The request:
Substitute "Required format" for "Output format" in the entries from the beginning through the line containing "cell-dept: 影视艺术学院 xyxy=(561,1746,808,1796)", and write those lines out with nothing else altered.

Materials provided:
● ● ● ● ● ● ●

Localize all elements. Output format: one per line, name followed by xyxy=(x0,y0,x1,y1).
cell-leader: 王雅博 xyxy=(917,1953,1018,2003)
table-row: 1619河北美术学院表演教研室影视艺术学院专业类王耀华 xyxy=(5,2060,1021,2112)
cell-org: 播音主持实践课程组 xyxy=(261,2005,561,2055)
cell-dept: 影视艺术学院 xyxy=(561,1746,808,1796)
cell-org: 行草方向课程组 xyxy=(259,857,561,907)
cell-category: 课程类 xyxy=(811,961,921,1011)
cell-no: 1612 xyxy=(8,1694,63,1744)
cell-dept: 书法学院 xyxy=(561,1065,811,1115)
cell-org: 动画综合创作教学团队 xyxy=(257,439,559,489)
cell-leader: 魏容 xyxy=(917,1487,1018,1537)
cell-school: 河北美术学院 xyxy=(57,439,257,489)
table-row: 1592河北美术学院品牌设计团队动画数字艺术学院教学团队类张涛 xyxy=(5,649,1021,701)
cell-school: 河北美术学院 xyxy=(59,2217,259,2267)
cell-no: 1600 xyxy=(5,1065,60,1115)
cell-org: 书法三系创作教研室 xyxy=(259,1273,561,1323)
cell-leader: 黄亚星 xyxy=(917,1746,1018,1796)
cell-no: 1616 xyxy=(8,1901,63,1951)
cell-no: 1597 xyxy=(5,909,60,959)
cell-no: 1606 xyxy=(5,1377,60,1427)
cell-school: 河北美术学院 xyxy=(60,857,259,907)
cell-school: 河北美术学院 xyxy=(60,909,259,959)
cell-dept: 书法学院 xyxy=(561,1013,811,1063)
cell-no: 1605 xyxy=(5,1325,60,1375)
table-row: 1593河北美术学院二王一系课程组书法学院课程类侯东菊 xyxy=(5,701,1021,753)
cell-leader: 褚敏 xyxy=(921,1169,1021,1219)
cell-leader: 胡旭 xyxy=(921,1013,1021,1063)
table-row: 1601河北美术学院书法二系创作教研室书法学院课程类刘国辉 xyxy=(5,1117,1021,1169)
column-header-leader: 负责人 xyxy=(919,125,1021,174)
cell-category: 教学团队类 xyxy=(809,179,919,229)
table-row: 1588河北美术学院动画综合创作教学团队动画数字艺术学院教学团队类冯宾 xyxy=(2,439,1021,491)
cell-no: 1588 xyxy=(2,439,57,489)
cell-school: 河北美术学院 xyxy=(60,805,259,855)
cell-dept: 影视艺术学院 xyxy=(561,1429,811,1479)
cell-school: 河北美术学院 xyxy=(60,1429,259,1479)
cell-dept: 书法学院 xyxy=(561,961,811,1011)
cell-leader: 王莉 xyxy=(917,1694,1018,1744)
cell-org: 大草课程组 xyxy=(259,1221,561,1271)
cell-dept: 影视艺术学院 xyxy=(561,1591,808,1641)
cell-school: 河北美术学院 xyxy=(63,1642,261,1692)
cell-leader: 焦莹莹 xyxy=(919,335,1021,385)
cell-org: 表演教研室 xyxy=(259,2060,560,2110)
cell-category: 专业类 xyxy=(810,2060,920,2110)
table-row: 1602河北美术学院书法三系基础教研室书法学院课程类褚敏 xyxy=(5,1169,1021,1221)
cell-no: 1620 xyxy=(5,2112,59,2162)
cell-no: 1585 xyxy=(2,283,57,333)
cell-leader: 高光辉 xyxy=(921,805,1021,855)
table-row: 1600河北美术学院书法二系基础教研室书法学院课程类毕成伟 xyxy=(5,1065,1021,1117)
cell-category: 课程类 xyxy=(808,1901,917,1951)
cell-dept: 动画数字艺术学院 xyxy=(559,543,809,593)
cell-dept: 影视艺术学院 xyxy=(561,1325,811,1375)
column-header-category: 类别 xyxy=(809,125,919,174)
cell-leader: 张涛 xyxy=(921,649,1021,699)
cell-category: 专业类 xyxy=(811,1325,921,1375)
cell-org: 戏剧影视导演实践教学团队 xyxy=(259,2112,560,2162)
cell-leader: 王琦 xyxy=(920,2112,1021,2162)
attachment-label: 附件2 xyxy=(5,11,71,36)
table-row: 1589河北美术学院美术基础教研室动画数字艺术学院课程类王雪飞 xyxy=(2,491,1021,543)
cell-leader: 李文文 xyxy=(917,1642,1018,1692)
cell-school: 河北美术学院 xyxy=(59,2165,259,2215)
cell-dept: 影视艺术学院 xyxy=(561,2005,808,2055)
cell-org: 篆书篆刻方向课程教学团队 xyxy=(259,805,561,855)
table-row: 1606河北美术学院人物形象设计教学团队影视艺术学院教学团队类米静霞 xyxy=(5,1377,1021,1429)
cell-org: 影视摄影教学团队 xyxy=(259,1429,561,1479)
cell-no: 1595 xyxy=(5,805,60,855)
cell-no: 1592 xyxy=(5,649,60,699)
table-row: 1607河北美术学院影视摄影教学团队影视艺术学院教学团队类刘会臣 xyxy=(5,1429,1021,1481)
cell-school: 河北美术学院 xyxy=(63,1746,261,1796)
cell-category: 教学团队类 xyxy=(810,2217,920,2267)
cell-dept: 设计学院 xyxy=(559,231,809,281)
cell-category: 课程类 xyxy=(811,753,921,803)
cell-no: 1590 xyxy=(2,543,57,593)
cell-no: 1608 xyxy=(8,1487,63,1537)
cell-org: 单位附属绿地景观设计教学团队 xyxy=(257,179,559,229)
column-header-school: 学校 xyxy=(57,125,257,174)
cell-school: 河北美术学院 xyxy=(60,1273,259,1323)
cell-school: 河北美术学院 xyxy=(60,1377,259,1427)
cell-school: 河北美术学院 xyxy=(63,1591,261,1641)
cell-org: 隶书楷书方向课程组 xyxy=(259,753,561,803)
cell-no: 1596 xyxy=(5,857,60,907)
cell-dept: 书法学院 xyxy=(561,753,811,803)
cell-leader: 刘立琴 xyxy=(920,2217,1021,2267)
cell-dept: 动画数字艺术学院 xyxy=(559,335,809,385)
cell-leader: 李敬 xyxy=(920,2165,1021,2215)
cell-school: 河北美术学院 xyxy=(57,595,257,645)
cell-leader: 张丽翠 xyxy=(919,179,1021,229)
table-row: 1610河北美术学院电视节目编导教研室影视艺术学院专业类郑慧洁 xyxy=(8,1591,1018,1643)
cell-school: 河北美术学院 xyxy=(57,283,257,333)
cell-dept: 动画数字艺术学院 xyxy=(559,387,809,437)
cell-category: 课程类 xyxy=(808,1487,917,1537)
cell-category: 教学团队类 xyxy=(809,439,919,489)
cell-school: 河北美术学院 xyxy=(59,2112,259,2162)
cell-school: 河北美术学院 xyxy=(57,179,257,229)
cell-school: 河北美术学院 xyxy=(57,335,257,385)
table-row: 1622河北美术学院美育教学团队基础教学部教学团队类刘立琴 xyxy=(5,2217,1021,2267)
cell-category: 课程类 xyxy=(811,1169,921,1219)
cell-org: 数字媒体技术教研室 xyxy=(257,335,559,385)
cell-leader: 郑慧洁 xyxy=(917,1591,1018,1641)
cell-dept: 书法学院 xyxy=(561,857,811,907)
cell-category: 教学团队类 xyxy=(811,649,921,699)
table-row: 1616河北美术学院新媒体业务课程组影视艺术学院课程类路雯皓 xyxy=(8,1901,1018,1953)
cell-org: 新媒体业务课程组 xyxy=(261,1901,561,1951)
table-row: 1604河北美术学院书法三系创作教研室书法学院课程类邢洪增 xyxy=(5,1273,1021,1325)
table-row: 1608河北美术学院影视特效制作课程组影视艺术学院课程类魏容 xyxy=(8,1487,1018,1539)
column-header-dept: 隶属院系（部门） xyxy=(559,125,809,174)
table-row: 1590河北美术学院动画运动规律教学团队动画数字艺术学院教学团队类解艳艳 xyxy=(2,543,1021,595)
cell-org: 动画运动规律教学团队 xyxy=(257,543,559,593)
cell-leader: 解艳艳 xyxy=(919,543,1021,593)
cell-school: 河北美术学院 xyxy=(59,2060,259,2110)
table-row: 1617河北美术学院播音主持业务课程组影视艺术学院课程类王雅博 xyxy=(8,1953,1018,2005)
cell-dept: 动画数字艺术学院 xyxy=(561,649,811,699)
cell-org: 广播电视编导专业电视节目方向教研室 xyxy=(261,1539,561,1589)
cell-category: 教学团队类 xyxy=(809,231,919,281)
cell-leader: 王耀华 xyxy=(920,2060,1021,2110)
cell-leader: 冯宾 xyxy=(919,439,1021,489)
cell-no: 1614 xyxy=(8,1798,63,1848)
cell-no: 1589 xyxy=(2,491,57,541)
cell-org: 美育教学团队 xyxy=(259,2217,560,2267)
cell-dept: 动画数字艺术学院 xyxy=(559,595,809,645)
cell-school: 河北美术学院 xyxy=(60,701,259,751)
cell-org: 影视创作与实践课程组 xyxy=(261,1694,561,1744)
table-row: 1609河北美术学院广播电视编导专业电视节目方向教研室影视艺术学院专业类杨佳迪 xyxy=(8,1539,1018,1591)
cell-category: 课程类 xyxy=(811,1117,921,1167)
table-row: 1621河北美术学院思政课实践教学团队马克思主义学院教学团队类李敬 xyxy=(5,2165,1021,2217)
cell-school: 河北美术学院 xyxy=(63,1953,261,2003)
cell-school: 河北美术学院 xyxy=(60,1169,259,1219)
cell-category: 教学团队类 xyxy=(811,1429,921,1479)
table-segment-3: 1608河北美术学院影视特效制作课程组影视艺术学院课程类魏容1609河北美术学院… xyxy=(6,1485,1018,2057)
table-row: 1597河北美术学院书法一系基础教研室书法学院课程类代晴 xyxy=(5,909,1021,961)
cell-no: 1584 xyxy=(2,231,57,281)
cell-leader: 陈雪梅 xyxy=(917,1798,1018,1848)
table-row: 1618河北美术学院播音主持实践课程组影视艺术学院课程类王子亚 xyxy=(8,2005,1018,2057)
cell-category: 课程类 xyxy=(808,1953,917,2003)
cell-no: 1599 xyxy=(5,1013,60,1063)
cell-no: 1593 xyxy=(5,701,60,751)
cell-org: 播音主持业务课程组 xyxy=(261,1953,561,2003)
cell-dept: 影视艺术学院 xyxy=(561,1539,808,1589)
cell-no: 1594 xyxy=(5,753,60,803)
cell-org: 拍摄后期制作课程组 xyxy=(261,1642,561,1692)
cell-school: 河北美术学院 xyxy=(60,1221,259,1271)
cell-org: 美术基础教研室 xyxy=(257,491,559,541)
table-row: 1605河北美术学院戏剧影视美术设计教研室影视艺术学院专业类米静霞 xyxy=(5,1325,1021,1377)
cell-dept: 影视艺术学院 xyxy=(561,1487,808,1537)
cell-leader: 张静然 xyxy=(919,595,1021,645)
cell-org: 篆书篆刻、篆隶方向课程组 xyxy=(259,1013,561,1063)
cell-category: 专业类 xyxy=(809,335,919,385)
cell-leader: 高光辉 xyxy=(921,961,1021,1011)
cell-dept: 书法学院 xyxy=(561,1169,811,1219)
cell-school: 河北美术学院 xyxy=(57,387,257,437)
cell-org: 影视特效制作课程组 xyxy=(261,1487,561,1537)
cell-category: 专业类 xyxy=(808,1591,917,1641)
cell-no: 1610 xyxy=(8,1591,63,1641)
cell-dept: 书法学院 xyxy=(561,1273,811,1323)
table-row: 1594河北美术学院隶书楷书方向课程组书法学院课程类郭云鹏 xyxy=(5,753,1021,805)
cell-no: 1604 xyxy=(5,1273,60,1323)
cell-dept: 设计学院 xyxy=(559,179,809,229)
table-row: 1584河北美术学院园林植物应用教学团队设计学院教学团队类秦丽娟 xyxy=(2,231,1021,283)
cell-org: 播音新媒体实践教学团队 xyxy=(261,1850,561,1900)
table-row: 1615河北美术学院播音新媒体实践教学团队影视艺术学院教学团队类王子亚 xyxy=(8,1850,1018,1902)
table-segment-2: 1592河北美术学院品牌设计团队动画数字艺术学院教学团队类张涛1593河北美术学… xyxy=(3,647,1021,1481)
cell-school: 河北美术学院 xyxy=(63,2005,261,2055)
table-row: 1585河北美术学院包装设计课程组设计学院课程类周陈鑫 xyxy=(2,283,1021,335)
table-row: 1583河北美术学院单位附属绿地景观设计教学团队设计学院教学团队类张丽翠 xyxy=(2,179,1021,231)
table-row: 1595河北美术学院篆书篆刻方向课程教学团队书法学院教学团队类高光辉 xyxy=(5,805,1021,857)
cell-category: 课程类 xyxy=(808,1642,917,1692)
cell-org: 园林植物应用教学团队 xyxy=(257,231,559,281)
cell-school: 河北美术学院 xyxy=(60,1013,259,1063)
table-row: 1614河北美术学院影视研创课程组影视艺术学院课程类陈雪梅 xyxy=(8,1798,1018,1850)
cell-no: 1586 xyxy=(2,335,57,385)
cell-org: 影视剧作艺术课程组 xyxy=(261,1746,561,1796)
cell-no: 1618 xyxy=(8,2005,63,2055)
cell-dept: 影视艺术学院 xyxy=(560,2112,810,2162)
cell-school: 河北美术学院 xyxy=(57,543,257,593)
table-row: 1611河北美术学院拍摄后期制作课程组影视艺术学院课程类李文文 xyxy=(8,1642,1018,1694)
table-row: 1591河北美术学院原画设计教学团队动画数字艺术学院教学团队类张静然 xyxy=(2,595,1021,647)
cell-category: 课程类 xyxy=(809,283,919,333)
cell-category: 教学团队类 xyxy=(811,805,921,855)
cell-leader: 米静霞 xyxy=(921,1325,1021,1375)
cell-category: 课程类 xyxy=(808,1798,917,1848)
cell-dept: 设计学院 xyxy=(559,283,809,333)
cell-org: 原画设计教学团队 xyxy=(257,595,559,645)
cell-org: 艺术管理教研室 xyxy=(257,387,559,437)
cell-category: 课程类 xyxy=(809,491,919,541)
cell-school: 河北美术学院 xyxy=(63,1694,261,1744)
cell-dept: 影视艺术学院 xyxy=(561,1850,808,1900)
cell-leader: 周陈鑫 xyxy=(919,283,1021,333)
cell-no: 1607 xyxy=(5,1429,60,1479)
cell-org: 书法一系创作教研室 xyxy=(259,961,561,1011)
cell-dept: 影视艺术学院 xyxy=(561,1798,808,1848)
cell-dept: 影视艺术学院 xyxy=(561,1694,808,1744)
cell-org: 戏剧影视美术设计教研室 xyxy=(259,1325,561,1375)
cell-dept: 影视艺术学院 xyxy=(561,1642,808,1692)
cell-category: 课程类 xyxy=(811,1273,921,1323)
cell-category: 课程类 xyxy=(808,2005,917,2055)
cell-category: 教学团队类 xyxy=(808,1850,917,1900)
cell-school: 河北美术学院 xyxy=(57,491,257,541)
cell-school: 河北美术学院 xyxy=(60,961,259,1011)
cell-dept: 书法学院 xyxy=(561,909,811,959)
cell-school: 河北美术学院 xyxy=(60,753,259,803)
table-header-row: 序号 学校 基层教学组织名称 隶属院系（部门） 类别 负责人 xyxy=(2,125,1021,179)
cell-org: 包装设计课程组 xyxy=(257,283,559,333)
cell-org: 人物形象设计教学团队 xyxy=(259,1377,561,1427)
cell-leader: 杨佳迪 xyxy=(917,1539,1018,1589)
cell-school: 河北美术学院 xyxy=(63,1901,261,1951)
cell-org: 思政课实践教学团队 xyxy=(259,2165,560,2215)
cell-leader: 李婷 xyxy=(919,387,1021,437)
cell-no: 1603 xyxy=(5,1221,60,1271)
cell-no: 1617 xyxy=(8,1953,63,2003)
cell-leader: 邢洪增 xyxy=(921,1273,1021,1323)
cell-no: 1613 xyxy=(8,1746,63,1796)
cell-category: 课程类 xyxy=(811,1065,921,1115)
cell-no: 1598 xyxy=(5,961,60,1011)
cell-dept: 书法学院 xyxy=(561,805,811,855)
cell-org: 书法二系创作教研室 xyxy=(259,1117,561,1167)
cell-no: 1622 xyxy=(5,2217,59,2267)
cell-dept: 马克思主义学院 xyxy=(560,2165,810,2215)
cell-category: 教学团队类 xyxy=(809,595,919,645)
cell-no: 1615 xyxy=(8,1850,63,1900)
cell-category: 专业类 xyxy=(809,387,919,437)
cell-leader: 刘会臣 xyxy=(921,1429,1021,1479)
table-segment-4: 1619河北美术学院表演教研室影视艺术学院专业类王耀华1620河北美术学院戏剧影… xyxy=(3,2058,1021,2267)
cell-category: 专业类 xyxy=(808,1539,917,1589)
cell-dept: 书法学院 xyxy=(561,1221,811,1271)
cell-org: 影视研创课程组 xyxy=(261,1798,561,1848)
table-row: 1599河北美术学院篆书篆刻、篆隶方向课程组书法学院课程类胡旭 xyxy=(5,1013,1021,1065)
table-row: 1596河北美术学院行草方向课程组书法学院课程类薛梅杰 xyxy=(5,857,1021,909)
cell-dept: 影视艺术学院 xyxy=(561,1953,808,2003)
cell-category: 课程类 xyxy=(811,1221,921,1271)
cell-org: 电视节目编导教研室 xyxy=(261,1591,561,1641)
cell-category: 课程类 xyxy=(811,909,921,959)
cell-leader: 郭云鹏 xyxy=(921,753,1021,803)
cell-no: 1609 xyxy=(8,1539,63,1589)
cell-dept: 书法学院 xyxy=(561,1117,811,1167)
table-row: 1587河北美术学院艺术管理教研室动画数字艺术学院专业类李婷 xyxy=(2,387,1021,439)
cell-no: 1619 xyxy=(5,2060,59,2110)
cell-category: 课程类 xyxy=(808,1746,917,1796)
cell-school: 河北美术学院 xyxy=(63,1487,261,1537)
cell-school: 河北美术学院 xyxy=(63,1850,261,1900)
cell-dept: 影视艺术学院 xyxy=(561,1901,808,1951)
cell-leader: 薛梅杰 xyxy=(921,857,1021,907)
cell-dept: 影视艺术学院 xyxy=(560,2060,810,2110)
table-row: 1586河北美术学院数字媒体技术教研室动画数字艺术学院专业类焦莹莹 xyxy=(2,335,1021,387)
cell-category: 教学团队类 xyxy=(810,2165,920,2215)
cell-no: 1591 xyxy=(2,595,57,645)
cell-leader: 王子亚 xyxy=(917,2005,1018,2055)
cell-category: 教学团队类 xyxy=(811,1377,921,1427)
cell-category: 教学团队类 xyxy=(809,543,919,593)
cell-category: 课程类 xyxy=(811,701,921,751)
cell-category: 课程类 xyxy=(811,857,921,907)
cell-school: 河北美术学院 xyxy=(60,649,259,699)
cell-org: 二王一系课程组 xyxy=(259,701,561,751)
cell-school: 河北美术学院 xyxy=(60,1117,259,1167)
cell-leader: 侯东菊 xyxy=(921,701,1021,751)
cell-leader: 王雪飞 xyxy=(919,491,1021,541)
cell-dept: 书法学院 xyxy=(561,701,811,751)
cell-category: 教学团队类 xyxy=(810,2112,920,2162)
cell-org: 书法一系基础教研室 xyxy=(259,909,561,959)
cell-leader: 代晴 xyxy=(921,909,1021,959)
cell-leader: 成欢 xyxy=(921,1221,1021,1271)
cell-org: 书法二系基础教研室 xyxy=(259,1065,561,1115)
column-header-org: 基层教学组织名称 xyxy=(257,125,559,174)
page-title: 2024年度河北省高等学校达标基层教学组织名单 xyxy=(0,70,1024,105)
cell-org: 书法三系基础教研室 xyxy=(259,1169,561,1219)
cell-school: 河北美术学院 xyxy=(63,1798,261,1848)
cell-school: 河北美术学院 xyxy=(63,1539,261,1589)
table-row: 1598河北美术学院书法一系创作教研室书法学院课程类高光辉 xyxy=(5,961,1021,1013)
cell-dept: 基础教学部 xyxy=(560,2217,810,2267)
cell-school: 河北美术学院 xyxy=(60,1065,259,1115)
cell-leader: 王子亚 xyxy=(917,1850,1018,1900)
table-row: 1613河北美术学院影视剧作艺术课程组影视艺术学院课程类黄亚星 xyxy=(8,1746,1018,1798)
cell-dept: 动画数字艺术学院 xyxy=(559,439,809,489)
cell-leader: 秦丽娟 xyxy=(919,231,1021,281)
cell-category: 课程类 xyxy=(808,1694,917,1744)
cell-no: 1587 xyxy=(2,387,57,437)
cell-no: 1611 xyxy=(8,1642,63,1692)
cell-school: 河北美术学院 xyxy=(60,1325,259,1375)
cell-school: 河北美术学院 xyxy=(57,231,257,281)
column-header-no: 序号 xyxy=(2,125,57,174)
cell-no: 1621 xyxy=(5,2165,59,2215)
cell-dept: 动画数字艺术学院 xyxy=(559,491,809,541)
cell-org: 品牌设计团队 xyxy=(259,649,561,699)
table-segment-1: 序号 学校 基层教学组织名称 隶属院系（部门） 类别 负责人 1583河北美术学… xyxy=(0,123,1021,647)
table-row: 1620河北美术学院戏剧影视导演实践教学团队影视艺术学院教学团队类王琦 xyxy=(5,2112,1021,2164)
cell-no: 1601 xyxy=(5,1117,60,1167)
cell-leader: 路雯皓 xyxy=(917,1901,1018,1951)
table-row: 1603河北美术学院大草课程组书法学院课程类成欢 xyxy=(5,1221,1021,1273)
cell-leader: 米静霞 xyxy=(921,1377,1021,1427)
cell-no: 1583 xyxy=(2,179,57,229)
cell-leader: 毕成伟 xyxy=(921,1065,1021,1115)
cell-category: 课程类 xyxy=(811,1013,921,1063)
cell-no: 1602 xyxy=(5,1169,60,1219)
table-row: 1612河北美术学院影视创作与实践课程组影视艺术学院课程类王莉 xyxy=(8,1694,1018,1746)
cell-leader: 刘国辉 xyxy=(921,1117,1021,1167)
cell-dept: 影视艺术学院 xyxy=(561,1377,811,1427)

● ● ● ● ● ● ●

Task output:
Localize all elements. Required format: one per line, name followed by xyxy=(x0,y0,x1,y1).
cell-leader: 王雅博 xyxy=(917,1953,1018,2003)
table-row: 1619河北美术学院表演教研室影视艺术学院专业类王耀华 xyxy=(5,2060,1021,2112)
cell-org: 播音主持实践课程组 xyxy=(261,2005,561,2055)
cell-dept: 影视艺术学院 xyxy=(561,1746,808,1796)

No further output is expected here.